Chart and figure data:
-- -- --

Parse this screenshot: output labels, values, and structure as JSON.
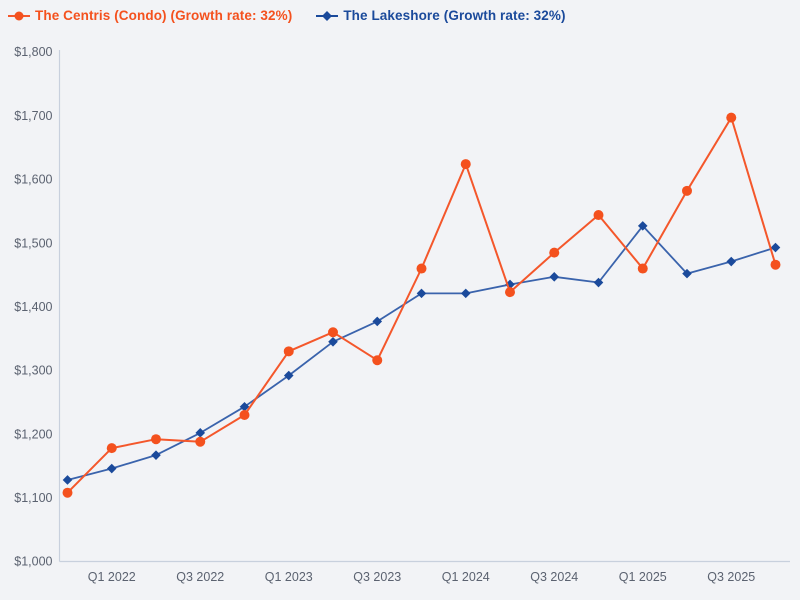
{
  "legend": {
    "items": [
      {
        "label": "The Centris (Condo) (Growth rate: 32%)",
        "color": "#f4511e",
        "line_color": "#f4572b",
        "marker": "circle"
      },
      {
        "label": "The Lakeshore (Growth rate: 32%)",
        "color": "#1b4a9b",
        "line_color": "#3a63ac",
        "marker": "diamond"
      }
    ]
  },
  "chart_data": {
    "type": "line",
    "title": "",
    "xlabel": "",
    "ylabel": "",
    "x": [
      "Q4 2021",
      "Q1 2022",
      "Q2 2022",
      "Q3 2022",
      "Q4 2022",
      "Q1 2023",
      "Q2 2023",
      "Q3 2023",
      "Q4 2023",
      "Q1 2024",
      "Q2 2024",
      "Q3 2024",
      "Q4 2024",
      "Q1 2025",
      "Q2 2025",
      "Q3 2025",
      "Q4 2025"
    ],
    "x_tick_labels": [
      "Q1 2022",
      "Q3 2022",
      "Q1 2023",
      "Q3 2023",
      "Q1 2024",
      "Q3 2024",
      "Q1 2025",
      "Q3 2025"
    ],
    "x_tick_indices": [
      1,
      3,
      5,
      7,
      9,
      11,
      13,
      15
    ],
    "y_tick_labels": [
      "$1,000",
      "$1,100",
      "$1,200",
      "$1,300",
      "$1,400",
      "$1,500",
      "$1,600",
      "$1,700",
      "$1,800"
    ],
    "y_tick_values": [
      1000,
      1100,
      1200,
      1300,
      1400,
      1500,
      1600,
      1700,
      1800
    ],
    "ylim": [
      1000,
      1800
    ],
    "grid": false,
    "legend_position": "top-left",
    "series": [
      {
        "name": "The Centris (Condo)",
        "growth_rate": "32%",
        "marker": "circle",
        "marker_color": "#f4511e",
        "line_color": "#f4572b",
        "values": [
          1108,
          1178,
          1192,
          1188,
          1230,
          1330,
          1360,
          1316,
          1460,
          1624,
          1423,
          1485,
          1544,
          1460,
          1582,
          1697,
          1466
        ]
      },
      {
        "name": "The Lakeshore",
        "growth_rate": "32%",
        "marker": "diamond",
        "marker_color": "#1b4a9b",
        "line_color": "#3a63ac",
        "values": [
          1128,
          1146,
          1167,
          1202,
          1243,
          1292,
          1345,
          1377,
          1421,
          1421,
          1435,
          1447,
          1438,
          1527,
          1452,
          1471,
          1493
        ]
      }
    ],
    "axis_color": "#c8d0dd",
    "tick_label_color": "#5b6270",
    "background_color": "#f2f3f6"
  }
}
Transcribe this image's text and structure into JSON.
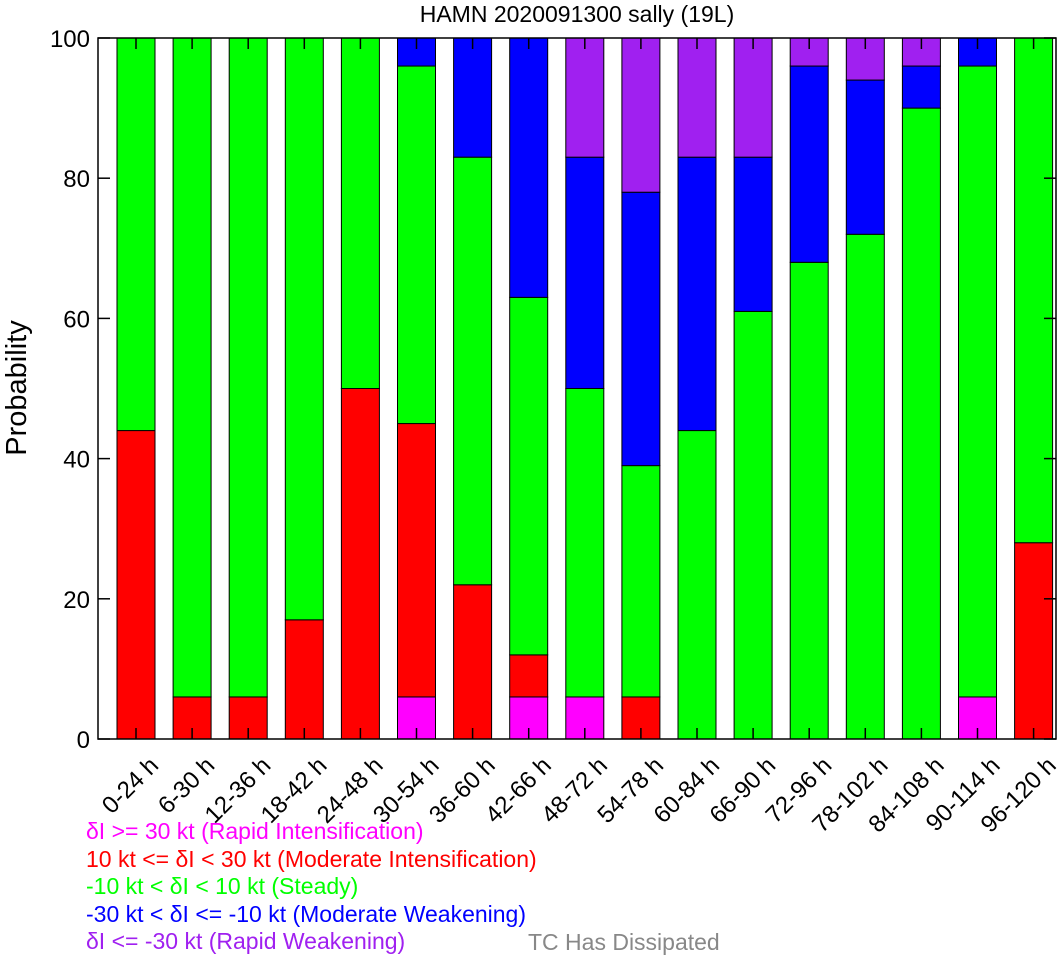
{
  "chart_data": {
    "type": "bar",
    "stacked": true,
    "title": "HAMN 2020091300 sally (19L)",
    "ylabel": "Probability",
    "ylim": [
      0,
      100
    ],
    "yticks": [
      "0",
      "20",
      "40",
      "60",
      "80",
      "100"
    ],
    "categories": [
      "0-24 h",
      "6-30 h",
      "12-36 h",
      "18-42 h",
      "24-48 h",
      "30-54 h",
      "36-60 h",
      "42-66 h",
      "48-72 h",
      "54-78 h",
      "60-84 h",
      "66-90 h",
      "72-96 h",
      "78-102 h",
      "84-108 h",
      "90-114 h",
      "96-120 h"
    ],
    "series": [
      {
        "name": "δI >= 30 kt (Rapid Intensification)",
        "color": "#ff00ff",
        "values": [
          0,
          0,
          0,
          0,
          0,
          6,
          0,
          6,
          6,
          0,
          0,
          0,
          0,
          0,
          0,
          6,
          0
        ]
      },
      {
        "name": "10 kt <= δI < 30 kt (Moderate Intensification)",
        "color": "#ff0000",
        "values": [
          44,
          6,
          6,
          17,
          50,
          39,
          22,
          6,
          0,
          6,
          0,
          0,
          0,
          0,
          0,
          0,
          28
        ]
      },
      {
        "name": "-10 kt < δI < 10 kt (Steady)",
        "color": "#00ff00",
        "values": [
          56,
          94,
          94,
          83,
          50,
          51,
          61,
          51,
          44,
          33,
          44,
          61,
          68,
          72,
          90,
          90,
          72
        ]
      },
      {
        "name": "-30 kt < δI <= -10 kt (Moderate Weakening)",
        "color": "#0000ff",
        "values": [
          0,
          0,
          0,
          0,
          0,
          4,
          17,
          37,
          33,
          39,
          39,
          22,
          28,
          22,
          6,
          4,
          0
        ]
      },
      {
        "name": "δI <= -30 kt (Rapid Weakening)",
        "color": "#a020f0",
        "values": [
          0,
          0,
          0,
          0,
          0,
          0,
          0,
          0,
          17,
          22,
          17,
          17,
          4,
          6,
          4,
          0,
          0
        ]
      }
    ],
    "dissipated_label": "TC Has Dissipated",
    "dissipated_color": "#888888"
  }
}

-- -- --

• **Work required**
Lines of the listing that contain the word "Lakeshore" are to be counted; report only their number.

• **Task solution**
2